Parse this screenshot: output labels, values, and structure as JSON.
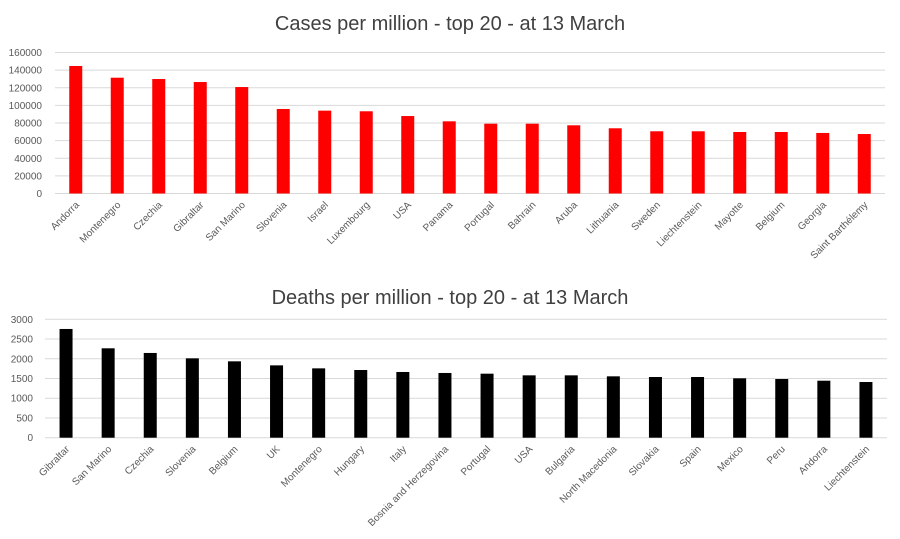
{
  "chart_data": [
    {
      "type": "bar",
      "title": "Cases per million - top 20 - at 13 March",
      "xlabel": "",
      "ylabel": "",
      "ylim": [
        0,
        160000
      ],
      "yticks": [
        0,
        20000,
        40000,
        60000,
        80000,
        100000,
        120000,
        140000,
        160000
      ],
      "grid": true,
      "bar_color": "#ff0000",
      "categories": [
        "Andorra",
        "Montenegro",
        "Czechia",
        "Gibraltar",
        "San Marino",
        "Slovenia",
        "Israel",
        "Luxembourg",
        "USA",
        "Panama",
        "Portugal",
        "Bahrain",
        "Aruba",
        "Lithuania",
        "Sweden",
        "Liechtenstein",
        "Mayotte",
        "Belgium",
        "Georgia",
        "Saint Barthélemy"
      ],
      "values": [
        144700,
        131400,
        129900,
        126500,
        120800,
        95900,
        94000,
        93300,
        87900,
        81900,
        79200,
        79200,
        77400,
        74000,
        70600,
        70600,
        69800,
        69800,
        68700,
        67500
      ]
    },
    {
      "type": "bar",
      "title": "Deaths per million - top 20 - at 13 March",
      "xlabel": "",
      "ylabel": "",
      "ylim": [
        0,
        3000
      ],
      "yticks": [
        0,
        500,
        1000,
        1500,
        2000,
        2500,
        3000
      ],
      "grid": true,
      "bar_color": "#000000",
      "categories": [
        "Gibraltar",
        "San Marino",
        "Czechia",
        "Slovenia",
        "Belgium",
        "UK",
        "Montenegro",
        "Hungary",
        "Italy",
        "Bosnia and Herzegovina",
        "Portugal",
        "USA",
        "Bulgaria",
        "North Macedonia",
        "Slovakia",
        "Spain",
        "Mexico",
        "Peru",
        "Andorra",
        "Liechtenstein"
      ],
      "values": [
        2755,
        2265,
        2147,
        2011,
        1935,
        1833,
        1757,
        1715,
        1665,
        1640,
        1622,
        1580,
        1580,
        1555,
        1538,
        1538,
        1505,
        1487,
        1444,
        1411
      ]
    }
  ]
}
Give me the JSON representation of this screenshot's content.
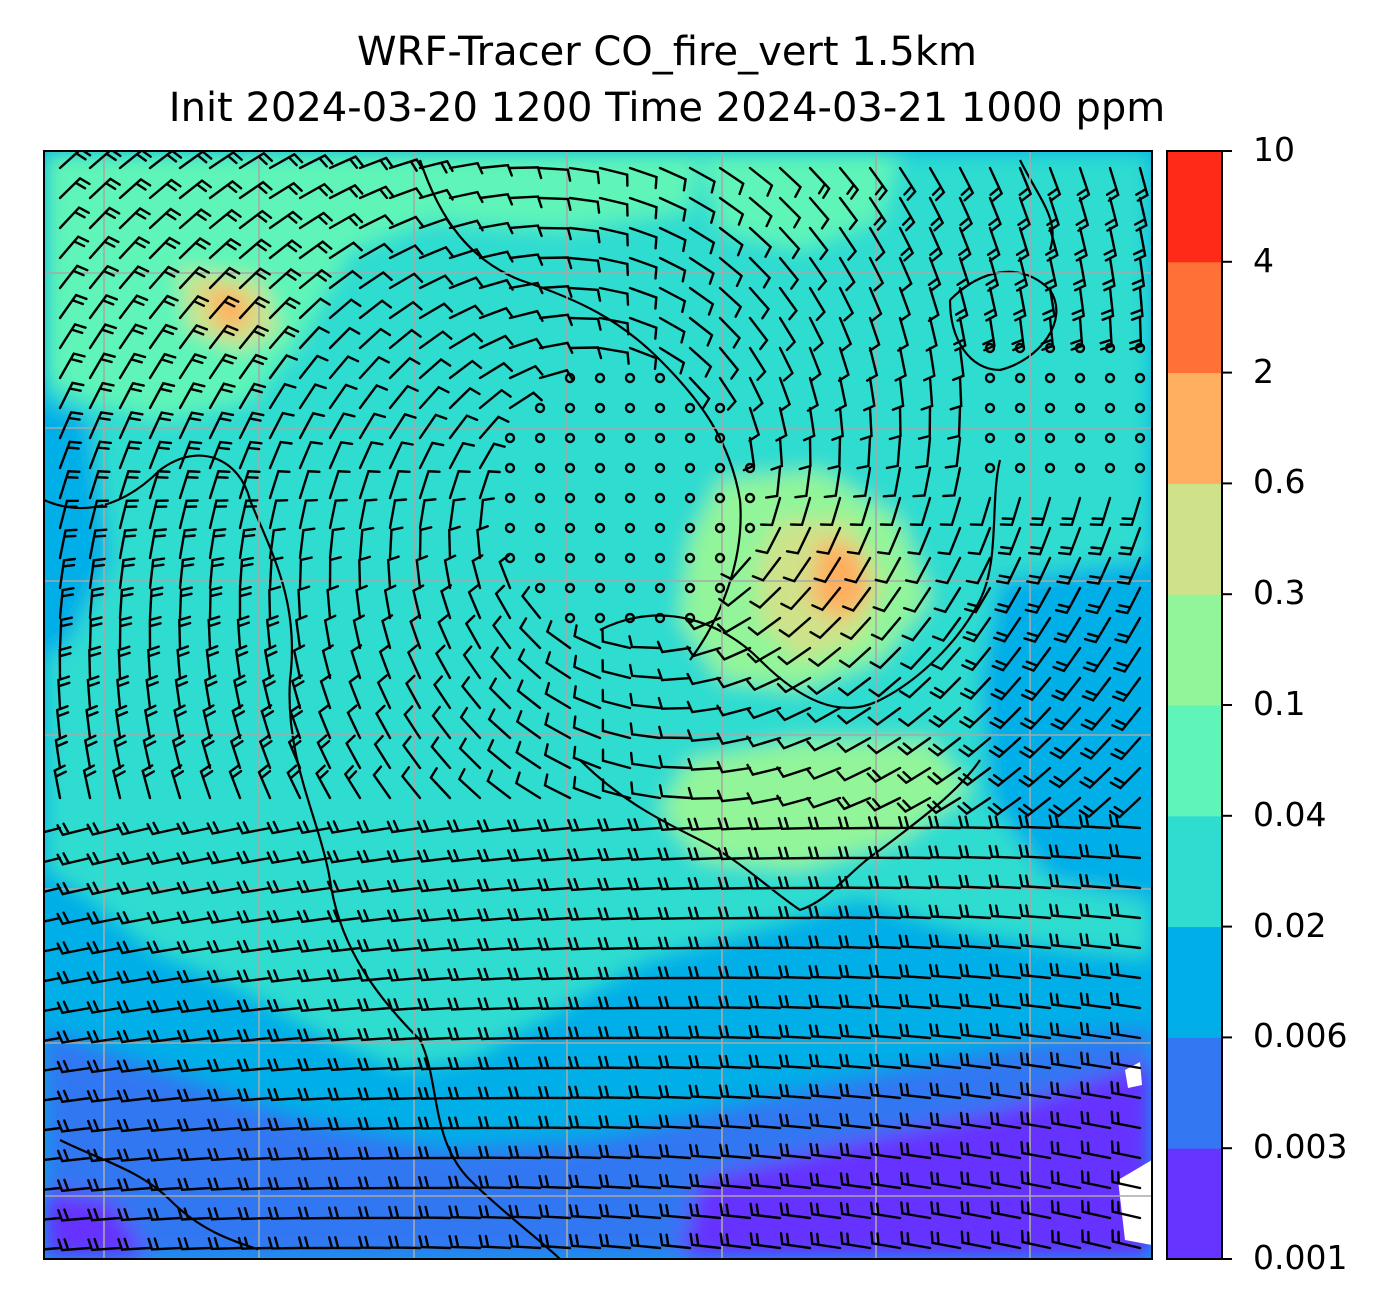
{
  "title": {
    "line1": "WRF-Tracer CO_fire_vert 1.5km",
    "line2": "Init 2024-03-20 1200 Time 2024-03-21 1000 ppm"
  },
  "colorbar": {
    "levels": [
      "0.001",
      "0.003",
      "0.006",
      "0.02",
      "0.04",
      "0.1",
      "0.3",
      "0.6",
      "2",
      "4",
      "10"
    ],
    "colors": [
      "#6633ff",
      "#3377f2",
      "#00aee8",
      "#2fdcd0",
      "#5ff5b8",
      "#92f59a",
      "#cfe28a",
      "#ffaf5f",
      "#ff7136",
      "#ff2b18"
    ]
  },
  "map": {
    "field": "CO_fire_vert",
    "overlay": [
      "wind-barbs",
      "coastlines",
      "lat-lon-grid"
    ],
    "region_colors": {
      "far_south": "#6633ff",
      "south": "#3377f2",
      "background": "#00aee8",
      "mid": "#2fdcd0",
      "north": "#5ff5b8",
      "plume_light": "#92f59a",
      "plume": "#cfe28a",
      "plume_core": "#ffaf5f",
      "hotspot": "#ff7136",
      "missing": "#ffffff"
    }
  }
}
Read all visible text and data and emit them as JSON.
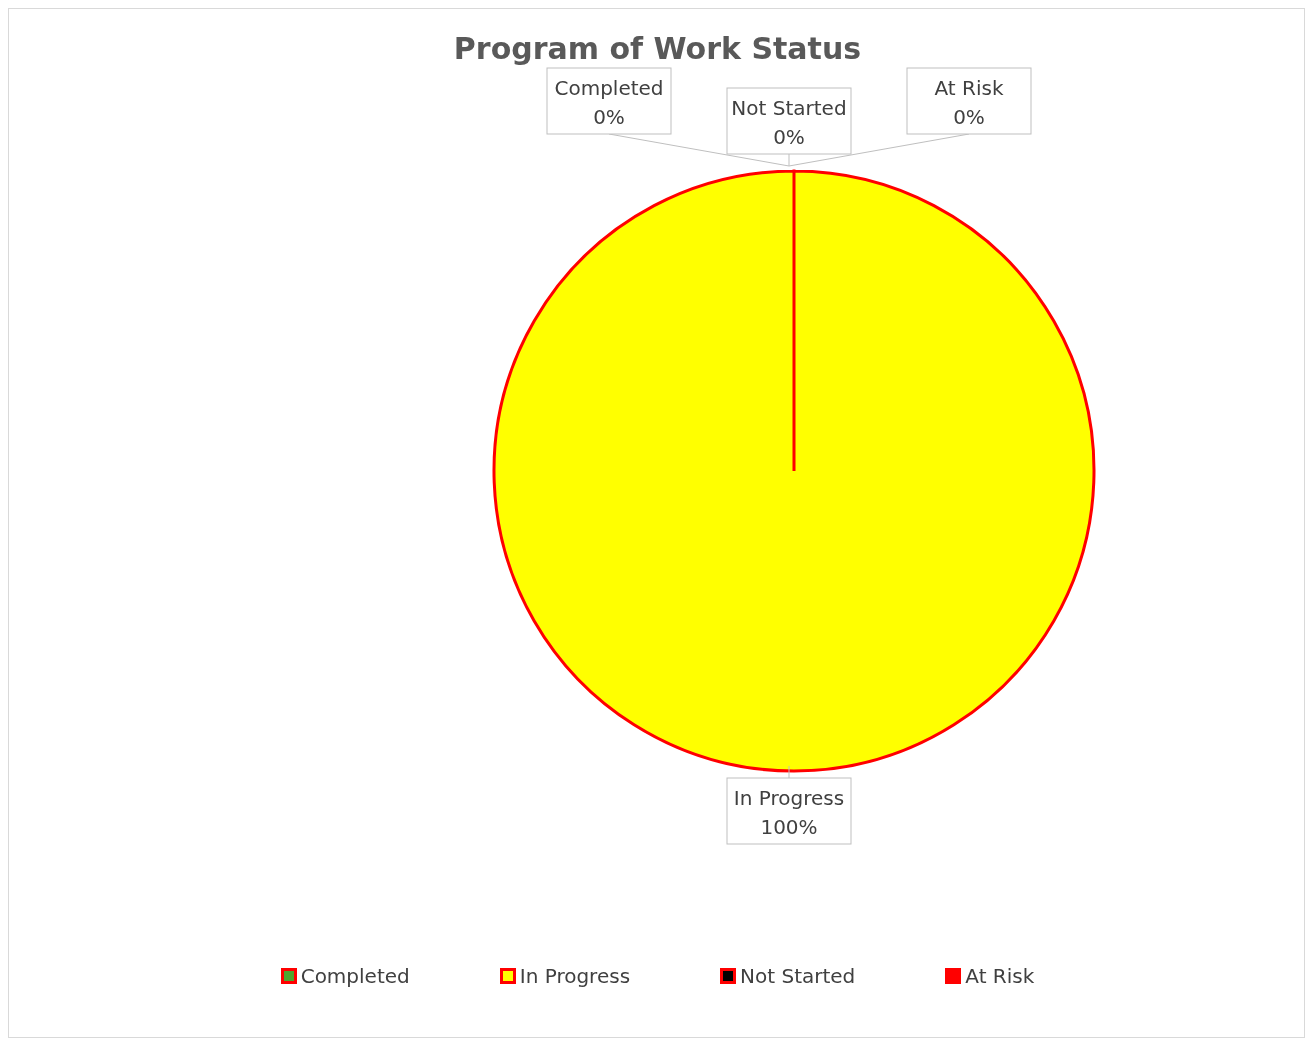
{
  "chart_data": {
    "type": "pie",
    "title": "Program of Work Status",
    "categories": [
      "Completed",
      "In Progress",
      "Not Started",
      "At Risk"
    ],
    "values": [
      0,
      100,
      0,
      0
    ],
    "value_labels": [
      "0%",
      "100%",
      "0%",
      "0%"
    ],
    "colors": [
      "#4ea72e",
      "#ffff00",
      "#000000",
      "#ff0000"
    ],
    "legend": "bottom"
  }
}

• _EXERCISE GOAL_
Your task is to reproduce all of the material exactly. The pictures stay out.

• _RESULT_
Parse this screenshot: output labels, values, and structure as JSON.
{
  "chart_data": [
    {
      "type": "bar",
      "title": "Cases per million - top 20 - at 13 March",
      "xlabel": "",
      "ylabel": "",
      "ylim": [
        0,
        160000
      ],
      "yticks": [
        0,
        20000,
        40000,
        60000,
        80000,
        100000,
        120000,
        140000,
        160000
      ],
      "grid": true,
      "bar_color": "#ff0000",
      "categories": [
        "Andorra",
        "Montenegro",
        "Czechia",
        "Gibraltar",
        "San Marino",
        "Slovenia",
        "Israel",
        "Luxembourg",
        "USA",
        "Panama",
        "Portugal",
        "Bahrain",
        "Aruba",
        "Lithuania",
        "Sweden",
        "Liechtenstein",
        "Mayotte",
        "Belgium",
        "Georgia",
        "Saint Barthélemy"
      ],
      "values": [
        144700,
        131400,
        129900,
        126500,
        120800,
        95900,
        94000,
        93300,
        87900,
        81900,
        79200,
        79200,
        77400,
        74000,
        70600,
        70600,
        69800,
        69800,
        68700,
        67500
      ]
    },
    {
      "type": "bar",
      "title": "Deaths per million - top 20 - at 13 March",
      "xlabel": "",
      "ylabel": "",
      "ylim": [
        0,
        3000
      ],
      "yticks": [
        0,
        500,
        1000,
        1500,
        2000,
        2500,
        3000
      ],
      "grid": true,
      "bar_color": "#000000",
      "categories": [
        "Gibraltar",
        "San Marino",
        "Czechia",
        "Slovenia",
        "Belgium",
        "UK",
        "Montenegro",
        "Hungary",
        "Italy",
        "Bosnia and Herzegovina",
        "Portugal",
        "USA",
        "Bulgaria",
        "North Macedonia",
        "Slovakia",
        "Spain",
        "Mexico",
        "Peru",
        "Andorra",
        "Liechtenstein"
      ],
      "values": [
        2755,
        2265,
        2147,
        2011,
        1935,
        1833,
        1757,
        1715,
        1665,
        1640,
        1622,
        1580,
        1580,
        1555,
        1538,
        1538,
        1505,
        1487,
        1444,
        1411
      ]
    }
  ]
}
Give me the JSON representation of this screenshot's content.
{
  "title": {
    "line1": "WRF-Tracer CO_fire_vert 1.5km",
    "line2": "Init 2024-03-20 1200 Time 2024-03-21 1000 ppm"
  },
  "colorbar": {
    "levels": [
      "0.001",
      "0.003",
      "0.006",
      "0.02",
      "0.04",
      "0.1",
      "0.3",
      "0.6",
      "2",
      "4",
      "10"
    ],
    "colors": [
      "#6633ff",
      "#3377f2",
      "#00aee8",
      "#2fdcd0",
      "#5ff5b8",
      "#92f59a",
      "#cfe28a",
      "#ffaf5f",
      "#ff7136",
      "#ff2b18"
    ]
  },
  "map": {
    "field": "CO_fire_vert",
    "overlay": [
      "wind-barbs",
      "coastlines",
      "lat-lon-grid"
    ],
    "region_colors": {
      "far_south": "#6633ff",
      "south": "#3377f2",
      "background": "#00aee8",
      "mid": "#2fdcd0",
      "north": "#5ff5b8",
      "plume_light": "#92f59a",
      "plume": "#cfe28a",
      "plume_core": "#ffaf5f",
      "hotspot": "#ff7136",
      "missing": "#ffffff"
    }
  }
}
Read all visible text and data and emit them as JSON.
{
  "chart_data": {
    "type": "pie",
    "title": "Program of Work Status",
    "categories": [
      "Completed",
      "In Progress",
      "Not Started",
      "At Risk"
    ],
    "values": [
      0,
      100,
      0,
      0
    ],
    "value_labels": [
      "0%",
      "100%",
      "0%",
      "0%"
    ],
    "colors": [
      "#4ea72e",
      "#ffff00",
      "#000000",
      "#ff0000"
    ],
    "legend": "bottom"
  }
}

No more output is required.